(Directions): Copy out all of the material exactly as presented.

━━━━━ Data listing

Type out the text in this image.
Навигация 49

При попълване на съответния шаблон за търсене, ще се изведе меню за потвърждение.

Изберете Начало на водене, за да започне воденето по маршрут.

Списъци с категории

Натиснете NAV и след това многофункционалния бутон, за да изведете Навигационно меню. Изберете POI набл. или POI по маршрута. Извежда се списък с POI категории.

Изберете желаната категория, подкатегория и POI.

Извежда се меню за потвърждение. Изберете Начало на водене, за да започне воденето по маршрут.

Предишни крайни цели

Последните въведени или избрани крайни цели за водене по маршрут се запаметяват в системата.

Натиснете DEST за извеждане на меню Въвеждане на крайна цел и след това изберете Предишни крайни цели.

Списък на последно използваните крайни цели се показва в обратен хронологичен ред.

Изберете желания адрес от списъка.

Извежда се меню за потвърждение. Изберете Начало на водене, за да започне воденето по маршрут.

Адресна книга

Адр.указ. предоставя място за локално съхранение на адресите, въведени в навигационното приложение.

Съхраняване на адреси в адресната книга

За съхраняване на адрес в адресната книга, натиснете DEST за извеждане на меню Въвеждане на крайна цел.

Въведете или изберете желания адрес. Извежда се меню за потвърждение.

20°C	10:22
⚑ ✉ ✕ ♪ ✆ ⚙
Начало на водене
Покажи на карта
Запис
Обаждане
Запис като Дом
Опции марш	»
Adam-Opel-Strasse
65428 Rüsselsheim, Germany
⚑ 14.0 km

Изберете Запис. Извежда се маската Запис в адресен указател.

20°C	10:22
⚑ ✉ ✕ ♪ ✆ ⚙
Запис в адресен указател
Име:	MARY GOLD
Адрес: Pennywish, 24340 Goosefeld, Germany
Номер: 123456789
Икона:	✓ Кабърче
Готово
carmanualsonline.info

━━━━━━━━━━

(Problem solution):
Type out the text in this image.
Навигация 49

При попълване на съответния шаблон за търсене, ще се изведе меню за потвърждение.

Изберете Начало на водене, за да започне воденето по маршрут.

Списъци с категории

Натиснете NAV и след това многофункционалния бутон, за да изведете Навигационно меню. Изберете POI набл. или POI по маршрута. Извежда се списък с POI категории.

Изберете желаната категория, подкатегория и POI.

Извежда се меню за потвърждение. Изберете Начало на водене, за да започне воденето по маршрут.

Предишни крайни цели

Последните въведени или избрани крайни цели за водене по маршрут се запаметяват в системата.

Натиснете DEST за извеждане на меню Въвеждане на крайна цел и след това изберете Предишни крайни цели.

Списък на последно използваните крайни цели се показва в обратен хронологичен ред.

Изберете желания адрес от списъка.

Извежда се меню за потвърждение. Изберете Начало на водене, за да започне воденето по маршрут.

Адресна книга

Адр.указ. предоставя място за локално съхранение на адресите, въведени в навигационното приложение.

Съхраняване на адреси в адресната книга

За съхраняване на адрес в адресната книга, натиснете DEST за извеждане на меню Въвеждане на крайна цел.

Въведете или изберете желания адрес. Извежда се меню за потвърждение.

20°C	10:22
⚑ ✉ ✕ ♪ ✆ ⚙
Начало на водене
Покажи на карта
Запис
Обаждане
Запис като Дом
Опции марш	»
Adam-Opel-Strasse
65428 Rüsselsheim, Germany
⚑ 14.0 km

Изберете Запис. Извежда се маската Запис в адресен указател.

20°C	10:22
⚑ ✉ ✕ ♪ ✆ ⚙
Запис в адресен указател
Име:	MARY GOLD
Адрес: Pennywish, 24340 Goosefeld, Germany
Номер: 123456789
Икона:	✓ Кабърче
Готово
carmanualsonline.info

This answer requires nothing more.